---- ФРАГМЕНТ ТЕКСТА
В итоге квазимарксистские поиски дееспособных «низов» уступили место постструктуралистской критике символических структур и процесса письма. Новое поколение постколониальных исследователей — прежде всего в лице Хоми Бабы, Гайатри Спивак и Парты Чаттаржи — принесли с собой иной исторический подход[1129]. Воспитанное на работах Мишеля Фуко и Жака Деррида, это поколение принципиально отказывалось от поисков автономного субъекта истории и политики, предлагая вместо археологии практик подчиненности изучать то, каким образом подчиненность становится социальным и дискурсивным фактом. Желание вернуть «колониальный омлет» в исходное состояние яйца, о котором писал Нкрума в 1960-х годах, сменилось интересом к сравнительной поэтике «кулинарных рецептов».
В 1990-х годах происходит окончательный дискурсивный поворот пост-колониальных исследований: исходные попытки вызволить подчиненные группы из исторического забвения уступили место разнообразным формам критики дискурсивных проявлений подчиненности. Теоретическая ориентация постколониальных исследований окажется настолько сходной с набирающей силу постмодернистской критикой культуры, что Кваме Антони Аппиа, британско-ганийский философ в Университете Дьюка (США), опубликует в ведущем американском журнале статью с провоцирующим названием: «Отличается ли „пост“ в постмодернизме от „пост“ в постколониальном?»[1130]
Ответ самого Аппии не был однозначным. Безусловно, постмодернизм и постколониальность были сходны в своем стремлении поставить под сомнение универсализм идей прогресса, развития, рациональности, которые были основополагающими для практик радикального переустройства, порожденных идеями Просвещения. «Пост» в обоих случаях означал дистанцирование по отношению к глобальным проектам, которые либо полностью игнорировали локальные различия, либо вписывали их в бинарности ориенталистского рода. Гегемонию единых сценариев и шаблонов постмодернизм и постколониальность развенчивали с помощью фрагментирующего зрения и деконструктивистской аналитики, противопоставляя «целостности» — осколки, «линейному» развитию — истории прерывности, расовой «чистоте» — гибридность, «нормативным образцам» — их пародии. Примечательно, что различие между постмодернизмом и постколониализмом Аппия видел там же, где его видели и советские интернационалисты. Как отмечал философ, постмодернизм, с его акцентом на фрагментации и осколочности, легко приводит к предсказуемому результату: к легитимации очередного «националистического проекта постколониальной национальной буржуазии»[1131]. Выход же виделся не в поиске «подходящих» локальных фрагментов, а в проекте освобождения, строящемся на «этических универсалиях».
--------
> _ЗАДАНИЯ ДЛЯ ВЫПОЛНЕНИЯ_
A. Согласуются ли с текстом о постколониальных исследованиях следующие утверждения: (i) новое поколение постколониальных исследователей было воспитано на работах Мишеля Фуко и Жака Деррида; (ii) Аппиа дал однозначный ответ на вопрос, поставленный в его статье; (iii) окончательный дискурсивный поворот постколониальных исследований произошел в 1970-х годах? Для каждого утверждения ответьте «да» или «нет» и дословно приведите решающие слова текста.
B. В каком университете, согласно тексту о постколониальных исследованиях, работал Кваме Антони Аппиа?
C. Изложите текст о постколониальных исследованиях в двух предложениях.
Материалы здесь не понадобятся.
---- ИСХОДНЫЕ ДАННЫЕ
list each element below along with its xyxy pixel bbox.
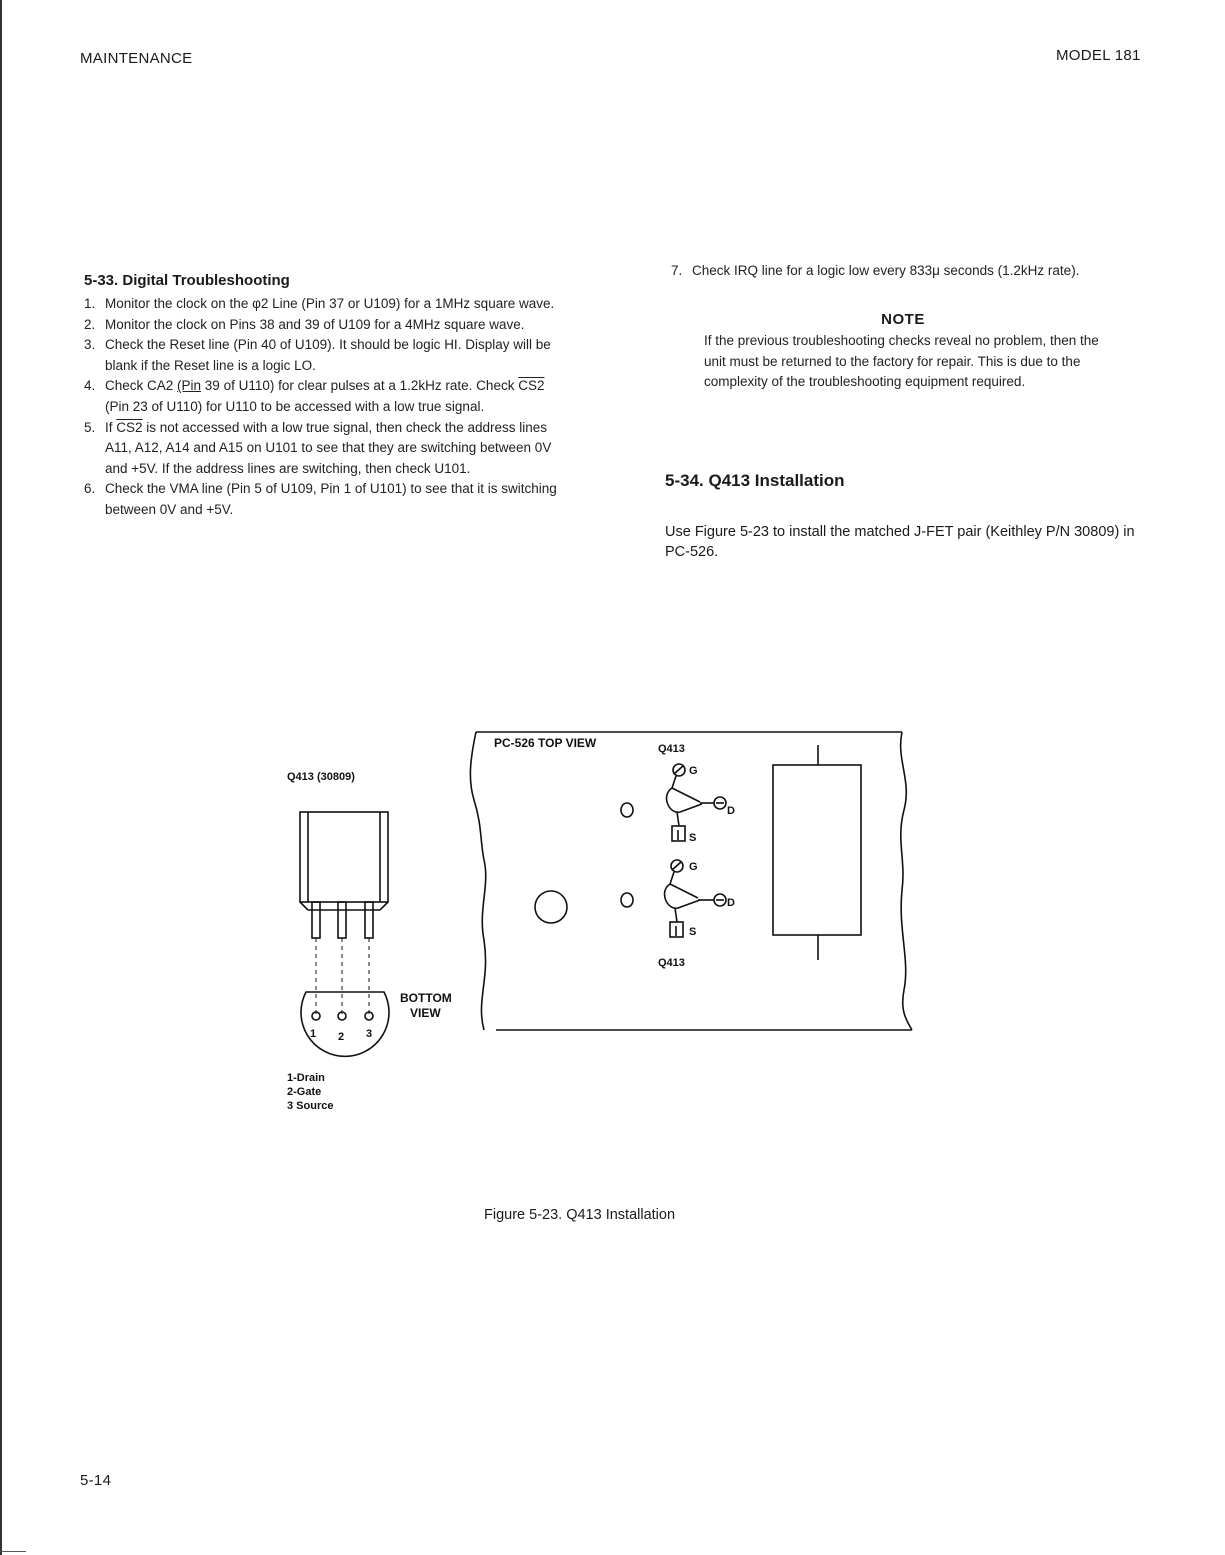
--------
> _ОТВЕТЫ НА ЗАДАНИЯ_
A.
(i) Да: «Воспитанное на работах Мишеля Фуко и Жака Деррида».
(ii) Нет: «Ответ самого Аппии не был однозначным».
(iii) Нет: «В 1990-х годах происходит окончательный дискурсивный поворот пост-колониальных исследований».

B. В Университете Дьюка (США).

C. В 1990-х годах постколониальные исследования совершили окончательный дискурсивный поворот: новое поколение исследователей, воспитанное на работах Фуко и Деррида, отказалось от поиска автономного субъекта истории и стало изучать, как подчиненность становится социальным и дискурсивным фактом. Кваме Антони Аппиа видел сходство постмодернизма и постколониальности в сомнении в универсализме идей Просвещения, однако отмечал, что постмодернистская фрагментация ведет к легитимации «националистического проекта постколониальной национальной буржуазии», а выход виделся в проекте освобождения, строящемся на «этических универсалиях».